***** Excerpted records

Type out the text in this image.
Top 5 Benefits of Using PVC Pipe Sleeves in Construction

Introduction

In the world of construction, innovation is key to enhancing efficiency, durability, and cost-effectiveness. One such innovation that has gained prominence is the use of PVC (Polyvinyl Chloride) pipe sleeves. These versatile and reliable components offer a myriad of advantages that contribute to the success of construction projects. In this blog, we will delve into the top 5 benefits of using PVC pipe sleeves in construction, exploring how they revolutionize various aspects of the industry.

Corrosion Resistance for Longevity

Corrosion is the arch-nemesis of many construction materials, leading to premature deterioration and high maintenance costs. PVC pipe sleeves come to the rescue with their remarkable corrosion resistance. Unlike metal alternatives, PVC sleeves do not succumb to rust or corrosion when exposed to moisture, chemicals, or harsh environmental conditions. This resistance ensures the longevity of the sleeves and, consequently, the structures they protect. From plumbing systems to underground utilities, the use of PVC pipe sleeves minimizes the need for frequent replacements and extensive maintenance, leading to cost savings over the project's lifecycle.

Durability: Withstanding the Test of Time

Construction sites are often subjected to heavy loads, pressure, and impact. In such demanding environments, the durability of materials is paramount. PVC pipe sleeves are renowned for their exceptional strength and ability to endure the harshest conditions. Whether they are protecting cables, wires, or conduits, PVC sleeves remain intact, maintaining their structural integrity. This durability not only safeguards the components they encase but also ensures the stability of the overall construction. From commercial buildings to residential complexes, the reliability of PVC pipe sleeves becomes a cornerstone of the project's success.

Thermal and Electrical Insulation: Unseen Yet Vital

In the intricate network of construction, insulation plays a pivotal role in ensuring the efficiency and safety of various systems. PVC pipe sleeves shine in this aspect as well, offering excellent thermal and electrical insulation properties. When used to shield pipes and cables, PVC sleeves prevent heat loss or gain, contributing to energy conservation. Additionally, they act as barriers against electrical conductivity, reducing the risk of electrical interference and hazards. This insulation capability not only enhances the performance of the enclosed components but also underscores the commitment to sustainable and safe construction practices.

**********

§ Short problem
Scan the entries above for the word "From" and collect each line holding it.

§ Task solution
Corrosion is the arch-nemesis of many construction materials, leading to premature deterioration and high maintenance costs. PVC pipe sleeves come to the rescue with their remarkable corrosion resistance. Unlike metal alternatives, PVC sleeves do not succumb to rust or corrosion when exposed to moisture, chemicals, or harsh environmental conditions. This resistance ensures the longevity of the sleeves and, consequently, the structures they protect. From plumbing systems to underground utilities, the use of PVC pipe sleeves minimizes the need for frequent replacements and extensive maintenance, leading to cost savings over the project's lifecycle.
Construction sites are often subjected to heavy loads, pressure, and impact. In such demanding environments, the durability of materials is paramount. PVC pipe sleeves are renowned for their exceptional strength and ability to endure the harshest conditions. Whether they are protecting cables, wires, or conduits, PVC sleeves remain intact, maintaining their structural integrity. This durability not only safeguards the components they encase but also ensures the stability of the overall construction. From commercial buildings to residential complexes, the reliability of PVC pipe sleeves becomes a cornerstone of the project's success.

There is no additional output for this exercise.